ENTRIES SUPPLIED:
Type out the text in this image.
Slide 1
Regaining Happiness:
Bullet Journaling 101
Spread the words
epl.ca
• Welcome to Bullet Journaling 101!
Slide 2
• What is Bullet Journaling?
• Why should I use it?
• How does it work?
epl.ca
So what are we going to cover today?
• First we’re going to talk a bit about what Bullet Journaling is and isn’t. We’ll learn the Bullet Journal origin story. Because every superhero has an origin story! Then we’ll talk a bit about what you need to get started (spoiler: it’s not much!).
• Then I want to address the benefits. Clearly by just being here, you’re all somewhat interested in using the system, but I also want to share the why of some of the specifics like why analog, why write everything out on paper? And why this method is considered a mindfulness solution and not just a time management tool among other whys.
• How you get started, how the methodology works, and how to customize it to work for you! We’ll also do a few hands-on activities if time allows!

WHAT NEEDS TO BE DONE: Would you reproduce the material above in full, exactly as given?

SOLUTION TO THIS TASK:
Type out the text in this image.
Slide 1
Regaining Happiness:
Bullet Journaling 101
Spread the words
epl.ca
• Welcome to Bullet Journaling 101!
Slide 2
• What is Bullet Journaling?
• Why should I use it?
• How does it work?
epl.ca
So what are we going to cover today?
• First we’re going to talk a bit about what Bullet Journaling is and isn’t. We’ll learn the Bullet Journal origin story. Because every superhero has an origin story! Then we’ll talk a bit about what you need to get started (spoiler: it’s not much!).
• Then I want to address the benefits. Clearly by just being here, you’re all somewhat interested in using the system, but I also want to share the why of some of the specifics like why analog, why write everything out on paper? And why this method is considered a mindfulness solution and not just a time management tool among other whys.
• How you get started, how the methodology works, and how to customize it to work for you! We’ll also do a few hands-on activities if time allows!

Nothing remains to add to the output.